▸ EXERCISE REQUIREMENTS
Using the records below, please work out how many lines contain "hint"; answer with the number alone.

══ RECORDS ══

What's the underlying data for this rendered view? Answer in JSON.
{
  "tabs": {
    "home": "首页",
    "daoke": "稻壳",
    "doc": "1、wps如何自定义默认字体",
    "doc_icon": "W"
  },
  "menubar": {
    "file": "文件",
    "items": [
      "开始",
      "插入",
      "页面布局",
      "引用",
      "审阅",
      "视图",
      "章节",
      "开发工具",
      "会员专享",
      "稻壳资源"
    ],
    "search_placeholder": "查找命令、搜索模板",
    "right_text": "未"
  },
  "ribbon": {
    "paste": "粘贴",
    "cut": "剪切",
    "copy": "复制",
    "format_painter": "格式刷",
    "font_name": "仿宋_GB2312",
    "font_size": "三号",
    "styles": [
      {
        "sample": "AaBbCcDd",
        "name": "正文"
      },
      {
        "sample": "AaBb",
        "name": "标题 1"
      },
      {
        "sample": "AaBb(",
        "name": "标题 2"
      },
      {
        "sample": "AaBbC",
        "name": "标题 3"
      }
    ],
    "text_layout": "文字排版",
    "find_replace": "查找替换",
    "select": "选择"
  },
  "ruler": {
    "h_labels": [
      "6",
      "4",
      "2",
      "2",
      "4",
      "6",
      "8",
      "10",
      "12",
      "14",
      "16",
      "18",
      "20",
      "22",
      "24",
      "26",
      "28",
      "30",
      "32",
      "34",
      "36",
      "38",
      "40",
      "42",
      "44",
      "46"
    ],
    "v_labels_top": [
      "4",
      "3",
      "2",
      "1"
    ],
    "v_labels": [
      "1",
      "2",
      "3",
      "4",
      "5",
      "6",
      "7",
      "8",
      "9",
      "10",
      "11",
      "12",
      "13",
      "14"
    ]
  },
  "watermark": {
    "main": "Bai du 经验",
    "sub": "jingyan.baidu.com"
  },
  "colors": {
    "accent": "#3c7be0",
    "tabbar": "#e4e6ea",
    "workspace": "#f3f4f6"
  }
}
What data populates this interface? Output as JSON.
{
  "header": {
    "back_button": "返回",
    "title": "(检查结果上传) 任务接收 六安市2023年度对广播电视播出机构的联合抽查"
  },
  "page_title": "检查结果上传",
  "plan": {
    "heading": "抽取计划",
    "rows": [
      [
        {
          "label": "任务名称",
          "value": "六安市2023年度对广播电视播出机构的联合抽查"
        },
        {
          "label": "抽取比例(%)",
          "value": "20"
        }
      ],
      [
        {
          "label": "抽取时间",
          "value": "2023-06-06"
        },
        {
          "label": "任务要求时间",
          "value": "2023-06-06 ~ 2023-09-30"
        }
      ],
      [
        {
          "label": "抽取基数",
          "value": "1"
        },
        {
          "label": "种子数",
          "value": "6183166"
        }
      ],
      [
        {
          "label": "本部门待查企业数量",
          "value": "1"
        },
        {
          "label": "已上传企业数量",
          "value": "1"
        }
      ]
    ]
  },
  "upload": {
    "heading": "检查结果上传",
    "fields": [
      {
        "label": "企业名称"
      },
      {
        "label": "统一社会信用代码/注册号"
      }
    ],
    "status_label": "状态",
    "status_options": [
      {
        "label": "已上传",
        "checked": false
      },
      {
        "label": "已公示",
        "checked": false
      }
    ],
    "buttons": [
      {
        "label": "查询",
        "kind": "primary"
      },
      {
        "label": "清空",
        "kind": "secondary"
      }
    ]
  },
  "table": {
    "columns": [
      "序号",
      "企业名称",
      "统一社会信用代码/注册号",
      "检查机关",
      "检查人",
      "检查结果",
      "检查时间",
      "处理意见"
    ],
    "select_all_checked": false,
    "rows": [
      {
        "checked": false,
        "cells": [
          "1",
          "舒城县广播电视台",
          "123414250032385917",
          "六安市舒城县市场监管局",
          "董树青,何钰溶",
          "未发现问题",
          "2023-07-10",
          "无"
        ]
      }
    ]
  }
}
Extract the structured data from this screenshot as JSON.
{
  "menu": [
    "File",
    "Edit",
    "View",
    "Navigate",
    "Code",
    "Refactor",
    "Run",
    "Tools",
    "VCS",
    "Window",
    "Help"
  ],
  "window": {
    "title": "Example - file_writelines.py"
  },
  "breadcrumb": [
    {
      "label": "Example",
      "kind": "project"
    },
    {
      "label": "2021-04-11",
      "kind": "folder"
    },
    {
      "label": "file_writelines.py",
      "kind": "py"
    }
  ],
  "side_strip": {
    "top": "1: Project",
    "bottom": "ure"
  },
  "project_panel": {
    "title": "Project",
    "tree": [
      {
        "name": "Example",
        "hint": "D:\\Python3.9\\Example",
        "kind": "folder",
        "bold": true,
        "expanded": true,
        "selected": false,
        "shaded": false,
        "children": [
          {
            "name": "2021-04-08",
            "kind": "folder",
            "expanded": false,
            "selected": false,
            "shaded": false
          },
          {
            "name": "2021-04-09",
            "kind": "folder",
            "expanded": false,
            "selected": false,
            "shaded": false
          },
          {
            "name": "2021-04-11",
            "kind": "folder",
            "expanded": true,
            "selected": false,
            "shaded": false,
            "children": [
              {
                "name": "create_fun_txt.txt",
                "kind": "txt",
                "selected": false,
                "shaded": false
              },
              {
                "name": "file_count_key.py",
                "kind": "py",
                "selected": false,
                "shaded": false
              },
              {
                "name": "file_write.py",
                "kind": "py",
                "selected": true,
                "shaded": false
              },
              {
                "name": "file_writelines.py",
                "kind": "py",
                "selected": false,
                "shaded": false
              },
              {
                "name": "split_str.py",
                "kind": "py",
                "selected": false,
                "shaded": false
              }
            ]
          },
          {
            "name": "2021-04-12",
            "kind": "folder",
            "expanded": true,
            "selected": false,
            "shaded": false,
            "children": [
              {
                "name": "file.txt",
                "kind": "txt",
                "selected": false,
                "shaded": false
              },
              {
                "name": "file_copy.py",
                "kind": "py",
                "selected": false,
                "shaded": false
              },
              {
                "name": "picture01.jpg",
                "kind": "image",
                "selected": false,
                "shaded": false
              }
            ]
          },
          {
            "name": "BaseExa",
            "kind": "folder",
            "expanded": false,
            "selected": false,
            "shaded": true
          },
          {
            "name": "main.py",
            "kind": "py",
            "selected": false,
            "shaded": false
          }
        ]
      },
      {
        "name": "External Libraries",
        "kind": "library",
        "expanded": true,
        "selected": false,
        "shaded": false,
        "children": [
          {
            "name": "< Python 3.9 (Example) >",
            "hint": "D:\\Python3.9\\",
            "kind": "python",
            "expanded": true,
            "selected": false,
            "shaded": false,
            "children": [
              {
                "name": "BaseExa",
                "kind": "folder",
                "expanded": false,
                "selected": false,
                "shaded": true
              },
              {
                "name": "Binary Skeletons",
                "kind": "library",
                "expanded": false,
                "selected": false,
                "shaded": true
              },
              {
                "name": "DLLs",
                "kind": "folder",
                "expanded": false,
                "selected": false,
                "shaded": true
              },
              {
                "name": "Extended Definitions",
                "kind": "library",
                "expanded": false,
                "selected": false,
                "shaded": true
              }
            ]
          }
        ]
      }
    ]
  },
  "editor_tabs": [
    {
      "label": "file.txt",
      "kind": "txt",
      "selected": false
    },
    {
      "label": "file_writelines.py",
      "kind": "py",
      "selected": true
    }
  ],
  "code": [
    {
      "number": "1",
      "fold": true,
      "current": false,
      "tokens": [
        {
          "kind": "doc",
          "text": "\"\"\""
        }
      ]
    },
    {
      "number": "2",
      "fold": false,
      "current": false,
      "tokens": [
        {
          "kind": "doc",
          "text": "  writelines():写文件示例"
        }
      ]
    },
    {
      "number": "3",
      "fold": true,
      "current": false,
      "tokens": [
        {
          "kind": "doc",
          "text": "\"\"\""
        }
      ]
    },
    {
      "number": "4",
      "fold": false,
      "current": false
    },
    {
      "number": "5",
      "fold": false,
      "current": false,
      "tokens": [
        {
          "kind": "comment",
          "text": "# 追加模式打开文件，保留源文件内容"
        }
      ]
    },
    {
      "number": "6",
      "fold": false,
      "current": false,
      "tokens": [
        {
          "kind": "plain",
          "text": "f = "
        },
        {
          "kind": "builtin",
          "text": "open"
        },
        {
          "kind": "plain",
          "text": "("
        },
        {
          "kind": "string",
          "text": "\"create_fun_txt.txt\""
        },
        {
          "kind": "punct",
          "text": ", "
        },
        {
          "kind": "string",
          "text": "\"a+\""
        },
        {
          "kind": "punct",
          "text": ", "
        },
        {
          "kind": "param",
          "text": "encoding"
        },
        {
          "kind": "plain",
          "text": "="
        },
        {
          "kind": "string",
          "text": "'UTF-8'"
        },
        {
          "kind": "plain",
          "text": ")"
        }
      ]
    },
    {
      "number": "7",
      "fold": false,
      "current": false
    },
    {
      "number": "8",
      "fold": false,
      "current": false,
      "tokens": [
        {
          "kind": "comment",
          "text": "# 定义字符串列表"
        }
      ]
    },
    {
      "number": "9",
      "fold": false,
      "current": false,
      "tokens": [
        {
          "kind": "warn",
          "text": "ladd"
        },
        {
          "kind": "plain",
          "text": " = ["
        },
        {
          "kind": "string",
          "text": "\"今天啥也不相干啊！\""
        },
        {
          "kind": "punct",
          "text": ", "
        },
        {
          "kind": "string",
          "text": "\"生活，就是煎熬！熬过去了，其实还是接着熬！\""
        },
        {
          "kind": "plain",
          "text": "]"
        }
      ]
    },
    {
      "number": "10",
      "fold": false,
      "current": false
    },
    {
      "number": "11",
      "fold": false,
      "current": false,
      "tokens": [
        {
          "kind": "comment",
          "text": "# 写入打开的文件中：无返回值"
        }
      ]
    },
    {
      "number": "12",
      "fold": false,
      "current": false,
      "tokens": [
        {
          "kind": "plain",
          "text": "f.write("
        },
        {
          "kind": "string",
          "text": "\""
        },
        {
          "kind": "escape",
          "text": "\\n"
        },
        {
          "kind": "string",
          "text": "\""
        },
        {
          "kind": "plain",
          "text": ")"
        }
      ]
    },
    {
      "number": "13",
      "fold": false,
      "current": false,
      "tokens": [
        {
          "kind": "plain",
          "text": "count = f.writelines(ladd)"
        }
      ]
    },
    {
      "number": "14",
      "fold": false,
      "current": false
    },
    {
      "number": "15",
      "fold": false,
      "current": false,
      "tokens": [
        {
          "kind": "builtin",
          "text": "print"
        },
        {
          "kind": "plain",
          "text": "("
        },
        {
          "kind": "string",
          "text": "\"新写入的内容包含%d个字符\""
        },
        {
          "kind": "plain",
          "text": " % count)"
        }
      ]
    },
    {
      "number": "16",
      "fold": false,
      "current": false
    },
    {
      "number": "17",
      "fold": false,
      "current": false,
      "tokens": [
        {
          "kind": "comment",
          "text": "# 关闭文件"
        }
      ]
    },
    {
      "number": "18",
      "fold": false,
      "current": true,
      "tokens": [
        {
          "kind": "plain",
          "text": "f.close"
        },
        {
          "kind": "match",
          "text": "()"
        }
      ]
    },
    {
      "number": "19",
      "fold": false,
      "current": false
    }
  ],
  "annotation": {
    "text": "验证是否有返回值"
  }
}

═══

▸ WRITTEN RESPONSE
2